_TASK STATEMENT_. Every record must appear in your copy exactly as written, with no pictures.

_INPUT RECORDS_.
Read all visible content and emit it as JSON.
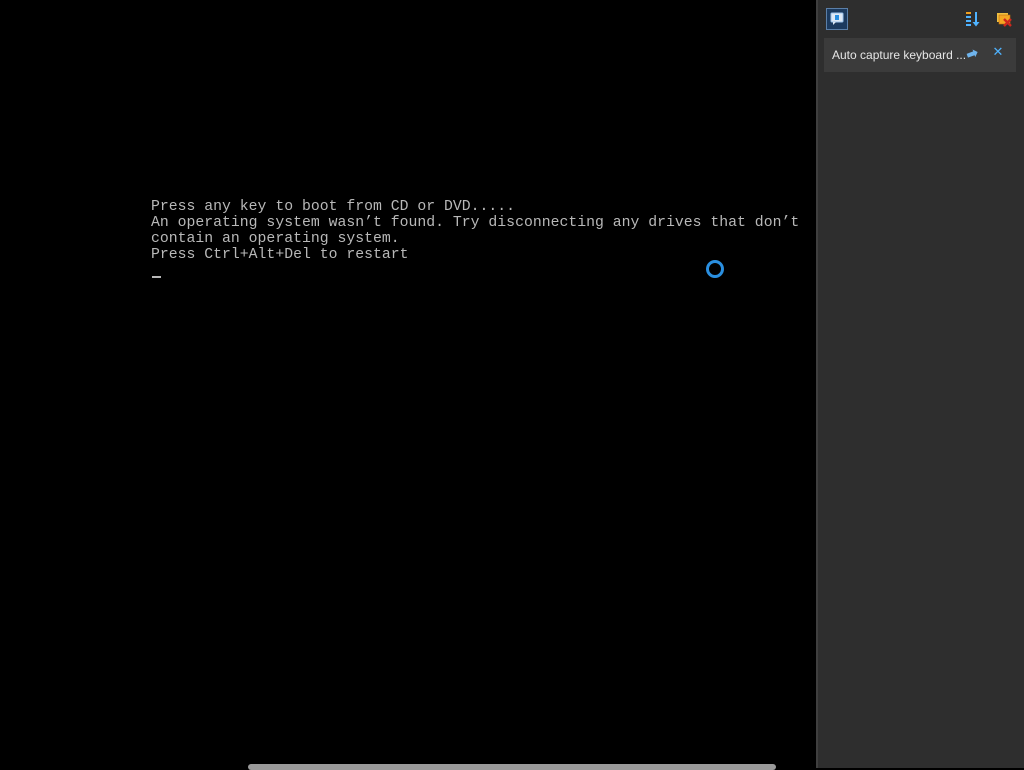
{
  "console": {
    "lines": [
      "Press any key to boot from CD or DVD.....",
      "An operating system wasn’t found. Try disconnecting any drives that don’t",
      "contain an operating system.",
      "Press Ctrl+Alt+Del to restart"
    ],
    "text_color": "#b8b8b8",
    "background": "#000000"
  },
  "busy_indicator": {
    "icon": "loading-ring-icon",
    "color": "#2a8fe0"
  },
  "side_panel": {
    "toolbar": {
      "chat_icon": "chat-bubble-icon",
      "sort_icon": "sort-icon",
      "close_all_icon": "close-all-icon"
    },
    "notification": {
      "text": "Auto capture keyboard ...",
      "pin_icon": "pin-icon",
      "close_icon": "close-icon",
      "close_glyph": "✕",
      "accent": "#4fb3ff"
    },
    "background": "#2e2e2e"
  }
}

_TASK RESPONSE_.
Read all visible content and emit it as JSON.
{
  "console": {
    "lines": [
      "Press any key to boot from CD or DVD.....",
      "An operating system wasn’t found. Try disconnecting any drives that don’t",
      "contain an operating system.",
      "Press Ctrl+Alt+Del to restart"
    ],
    "text_color": "#b8b8b8",
    "background": "#000000"
  },
  "busy_indicator": {
    "icon": "loading-ring-icon",
    "color": "#2a8fe0"
  },
  "side_panel": {
    "toolbar": {
      "chat_icon": "chat-bubble-icon",
      "sort_icon": "sort-icon",
      "close_all_icon": "close-all-icon"
    },
    "notification": {
      "text": "Auto capture keyboard ...",
      "pin_icon": "pin-icon",
      "close_icon": "close-icon",
      "close_glyph": "✕",
      "accent": "#4fb3ff"
    },
    "background": "#2e2e2e"
  }
}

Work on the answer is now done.